### Input:
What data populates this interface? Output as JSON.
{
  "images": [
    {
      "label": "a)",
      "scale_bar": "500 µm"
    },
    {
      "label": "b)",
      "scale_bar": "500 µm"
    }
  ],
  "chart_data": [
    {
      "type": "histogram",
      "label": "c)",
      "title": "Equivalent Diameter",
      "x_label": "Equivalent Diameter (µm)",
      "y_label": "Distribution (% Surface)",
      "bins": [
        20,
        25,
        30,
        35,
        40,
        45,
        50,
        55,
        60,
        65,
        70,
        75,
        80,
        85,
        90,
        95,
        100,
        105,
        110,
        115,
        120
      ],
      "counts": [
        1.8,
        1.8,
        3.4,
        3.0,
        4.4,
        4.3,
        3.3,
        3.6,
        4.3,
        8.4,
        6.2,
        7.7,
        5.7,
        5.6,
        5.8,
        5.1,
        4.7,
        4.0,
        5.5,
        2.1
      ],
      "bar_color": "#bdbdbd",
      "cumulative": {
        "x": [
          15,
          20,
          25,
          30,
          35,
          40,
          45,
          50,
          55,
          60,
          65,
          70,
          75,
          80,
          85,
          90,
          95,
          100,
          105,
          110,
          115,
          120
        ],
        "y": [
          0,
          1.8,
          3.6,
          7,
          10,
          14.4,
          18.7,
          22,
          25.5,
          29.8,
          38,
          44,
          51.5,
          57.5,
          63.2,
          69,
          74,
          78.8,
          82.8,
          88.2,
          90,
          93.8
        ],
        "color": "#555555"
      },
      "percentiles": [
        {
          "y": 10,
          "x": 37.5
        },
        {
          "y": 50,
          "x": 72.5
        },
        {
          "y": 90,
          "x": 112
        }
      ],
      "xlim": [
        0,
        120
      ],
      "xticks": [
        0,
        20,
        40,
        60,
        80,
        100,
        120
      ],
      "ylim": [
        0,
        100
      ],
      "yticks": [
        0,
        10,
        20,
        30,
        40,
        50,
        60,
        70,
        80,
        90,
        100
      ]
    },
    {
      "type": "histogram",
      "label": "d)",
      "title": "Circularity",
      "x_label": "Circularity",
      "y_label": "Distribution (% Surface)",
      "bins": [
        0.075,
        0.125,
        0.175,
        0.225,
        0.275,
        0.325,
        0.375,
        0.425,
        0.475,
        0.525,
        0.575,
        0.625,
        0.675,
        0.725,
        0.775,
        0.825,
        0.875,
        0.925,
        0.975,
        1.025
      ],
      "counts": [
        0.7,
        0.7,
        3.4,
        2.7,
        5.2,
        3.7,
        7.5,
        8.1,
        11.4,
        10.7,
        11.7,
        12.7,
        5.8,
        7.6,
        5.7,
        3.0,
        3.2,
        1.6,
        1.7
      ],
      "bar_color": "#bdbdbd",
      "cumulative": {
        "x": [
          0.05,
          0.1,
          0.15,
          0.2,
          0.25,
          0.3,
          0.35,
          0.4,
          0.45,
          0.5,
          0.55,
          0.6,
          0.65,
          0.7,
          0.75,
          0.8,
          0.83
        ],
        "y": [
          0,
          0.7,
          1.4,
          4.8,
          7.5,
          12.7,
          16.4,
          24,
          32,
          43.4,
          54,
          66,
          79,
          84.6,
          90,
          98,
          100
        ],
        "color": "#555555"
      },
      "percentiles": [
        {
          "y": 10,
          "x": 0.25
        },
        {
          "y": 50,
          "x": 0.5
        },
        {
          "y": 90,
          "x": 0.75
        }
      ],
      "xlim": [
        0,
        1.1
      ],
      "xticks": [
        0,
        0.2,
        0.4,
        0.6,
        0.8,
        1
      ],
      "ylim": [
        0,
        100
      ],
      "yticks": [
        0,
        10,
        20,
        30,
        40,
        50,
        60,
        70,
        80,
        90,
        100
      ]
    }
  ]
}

### Task directions:
Set every line of the listing down word for word.

### Response below:
What data populates this interface? Output as JSON.
{
  "images": [
    {
      "label": "a)",
      "scale_bar": "500 µm"
    },
    {
      "label": "b)",
      "scale_bar": "500 µm"
    }
  ],
  "chart_data": [
    {
      "type": "histogram",
      "label": "c)",
      "title": "Equivalent Diameter",
      "x_label": "Equivalent Diameter (µm)",
      "y_label": "Distribution (% Surface)",
      "bins": [
        20,
        25,
        30,
        35,
        40,
        45,
        50,
        55,
        60,
        65,
        70,
        75,
        80,
        85,
        90,
        95,
        100,
        105,
        110,
        115,
        120
      ],
      "counts": [
        1.8,
        1.8,
        3.4,
        3.0,
        4.4,
        4.3,
        3.3,
        3.6,
        4.3,
        8.4,
        6.2,
        7.7,
        5.7,
        5.6,
        5.8,
        5.1,
        4.7,
        4.0,
        5.5,
        2.1
      ],
      "bar_color": "#bdbdbd",
      "cumulative": {
        "x": [
          15,
          20,
          25,
          30,
          35,
          40,
          45,
          50,
          55,
          60,
          65,
          70,
          75,
          80,
          85,
          90,
          95,
          100,
          105,
          110,
          115,
          120
        ],
        "y": [
          0,
          1.8,
          3.6,
          7,
          10,
          14.4,
          18.7,
          22,
          25.5,
          29.8,
          38,
          44,
          51.5,
          57.5,
          63.2,
          69,
          74,
          78.8,
          82.8,
          88.2,
          90,
          93.8
        ],
        "color": "#555555"
      },
      "percentiles": [
        {
          "y": 10,
          "x": 37.5
        },
        {
          "y": 50,
          "x": 72.5
        },
        {
          "y": 90,
          "x": 112
        }
      ],
      "xlim": [
        0,
        120
      ],
      "xticks": [
        0,
        20,
        40,
        60,
        80,
        100,
        120
      ],
      "ylim": [
        0,
        100
      ],
      "yticks": [
        0,
        10,
        20,
        30,
        40,
        50,
        60,
        70,
        80,
        90,
        100
      ]
    },
    {
      "type": "histogram",
      "label": "d)",
      "title": "Circularity",
      "x_label": "Circularity",
      "y_label": "Distribution (% Surface)",
      "bins": [
        0.075,
        0.125,
        0.175,
        0.225,
        0.275,
        0.325,
        0.375,
        0.425,
        0.475,
        0.525,
        0.575,
        0.625,
        0.675,
        0.725,
        0.775,
        0.825,
        0.875,
        0.925,
        0.975,
        1.025
      ],
      "counts": [
        0.7,
        0.7,
        3.4,
        2.7,
        5.2,
        3.7,
        7.5,
        8.1,
        11.4,
        10.7,
        11.7,
        12.7,
        5.8,
        7.6,
        5.7,
        3.0,
        3.2,
        1.6,
        1.7
      ],
      "bar_color": "#bdbdbd",
      "cumulative": {
        "x": [
          0.05,
          0.1,
          0.15,
          0.2,
          0.25,
          0.3,
          0.35,
          0.4,
          0.45,
          0.5,
          0.55,
          0.6,
          0.65,
          0.7,
          0.75,
          0.8,
          0.83
        ],
        "y": [
          0,
          0.7,
          1.4,
          4.8,
          7.5,
          12.7,
          16.4,
          24,
          32,
          43.4,
          54,
          66,
          79,
          84.6,
          90,
          98,
          100
        ],
        "color": "#555555"
      },
      "percentiles": [
        {
          "y": 10,
          "x": 0.25
        },
        {
          "y": 50,
          "x": 0.5
        },
        {
          "y": 90,
          "x": 0.75
        }
      ],
      "xlim": [
        0,
        1.1
      ],
      "xticks": [
        0,
        0.2,
        0.4,
        0.6,
        0.8,
        1
      ],
      "ylim": [
        0,
        100
      ],
      "yticks": [
        0,
        10,
        20,
        30,
        40,
        50,
        60,
        70,
        80,
        90,
        100
      ]
    }
  ]
}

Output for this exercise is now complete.